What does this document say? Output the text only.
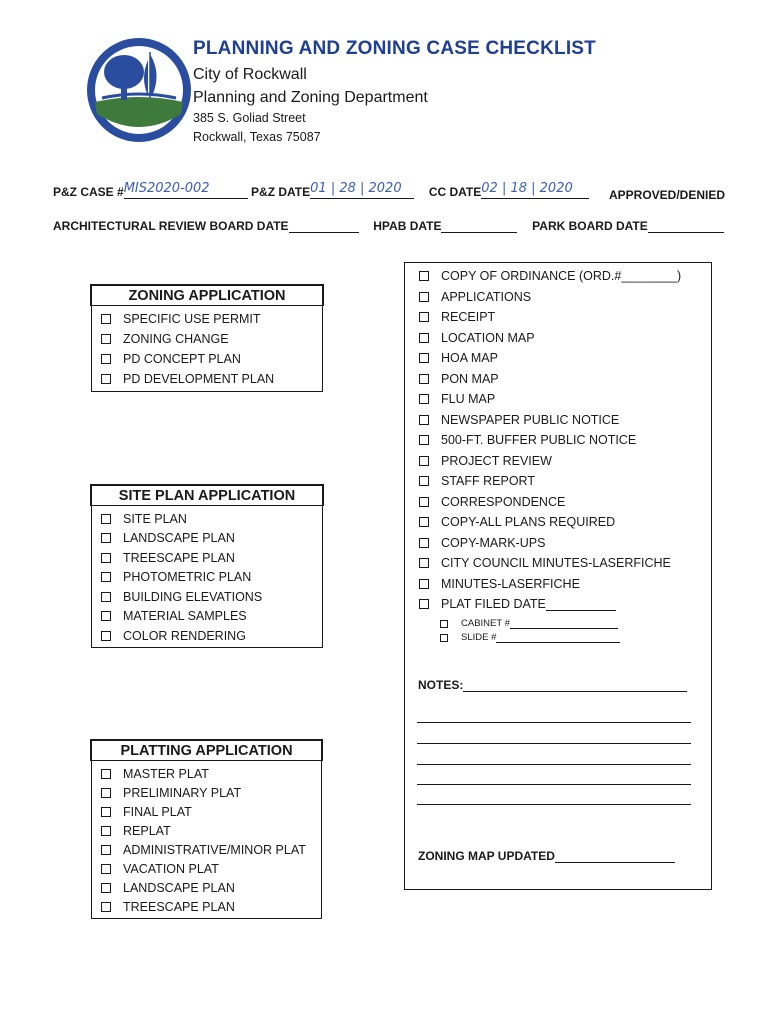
PLANNING AND ZONING CASE CHECKLIST
City of Rockwall
Planning and Zoning Department
385 S. Goliad Street
Rockwall, Texas 75087
P&Z CASE #MIS2020-002	P&Z DATE01 | 28 | 2020 CC DATE02 | 18 | 2020	APPROVED/DENIED
ARCHITECTURAL REVIEW BOARD DATE	HPAB DATE	PARK BOARD DATE
ZONING APPLICATION
SPECIFIC USE PERMIT
ZONING CHANGE
PD CONCEPT PLAN
PD DEVELOPMENT PLAN
SITE PLAN APPLICATION
SITE PLAN
LANDSCAPE PLAN
TREESCAPE PLAN
PHOTOMETRIC PLAN
BUILDING ELEVATIONS
MATERIAL SAMPLES
COLOR RENDERING
PLATTING APPLICATION
MASTER PLAT
PRELIMINARY PLAT
FINAL PLAT
REPLAT
ADMINISTRATIVE/MINOR PLAT
VACATION PLAT
LANDSCAPE PLAN
TREESCAPE PLAN
COPY OF ORDINANCE (ORD.#________)
APPLICATIONS
RECEIPT
LOCATION MAP
HOA MAP
PON MAP
FLU MAP
NEWSPAPER PUBLIC NOTICE
500-FT. BUFFER PUBLIC NOTICE
PROJECT REVIEW
STAFF REPORT
CORRESPONDENCE
COPY-ALL PLANS REQUIRED
COPY-MARK-UPS
CITY COUNCIL MINUTES-LASERFICHE
MINUTES-LASERFICHE
PLAT FILED DATE
CABINET #
SLIDE #
NOTES:
ZONING MAP UPDATED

Aim of the task – Could you reproduce every record above exactly, leaving out the pictures?

Task result –
What does this document say? Output the text only.
PLANNING AND ZONING CASE CHECKLIST
City of Rockwall
Planning and Zoning Department
385 S. Goliad Street
Rockwall, Texas 75087
P&Z CASE #MIS2020-002	P&Z DATE01 | 28 | 2020 CC DATE02 | 18 | 2020	APPROVED/DENIED
ARCHITECTURAL REVIEW BOARD DATE	HPAB DATE	PARK BOARD DATE
ZONING APPLICATION
SPECIFIC USE PERMIT
ZONING CHANGE
PD CONCEPT PLAN
PD DEVELOPMENT PLAN
SITE PLAN APPLICATION
SITE PLAN
LANDSCAPE PLAN
TREESCAPE PLAN
PHOTOMETRIC PLAN
BUILDING ELEVATIONS
MATERIAL SAMPLES
COLOR RENDERING
PLATTING APPLICATION
MASTER PLAT
PRELIMINARY PLAT
FINAL PLAT
REPLAT
ADMINISTRATIVE/MINOR PLAT
VACATION PLAT
LANDSCAPE PLAN
TREESCAPE PLAN
COPY OF ORDINANCE (ORD.#________)
APPLICATIONS
RECEIPT
LOCATION MAP
HOA MAP
PON MAP
FLU MAP
NEWSPAPER PUBLIC NOTICE
500-FT. BUFFER PUBLIC NOTICE
PROJECT REVIEW
STAFF REPORT
CORRESPONDENCE
COPY-ALL PLANS REQUIRED
COPY-MARK-UPS
CITY COUNCIL MINUTES-LASERFICHE
MINUTES-LASERFICHE
PLAT FILED DATE
CABINET #
SLIDE #
NOTES:
ZONING MAP UPDATED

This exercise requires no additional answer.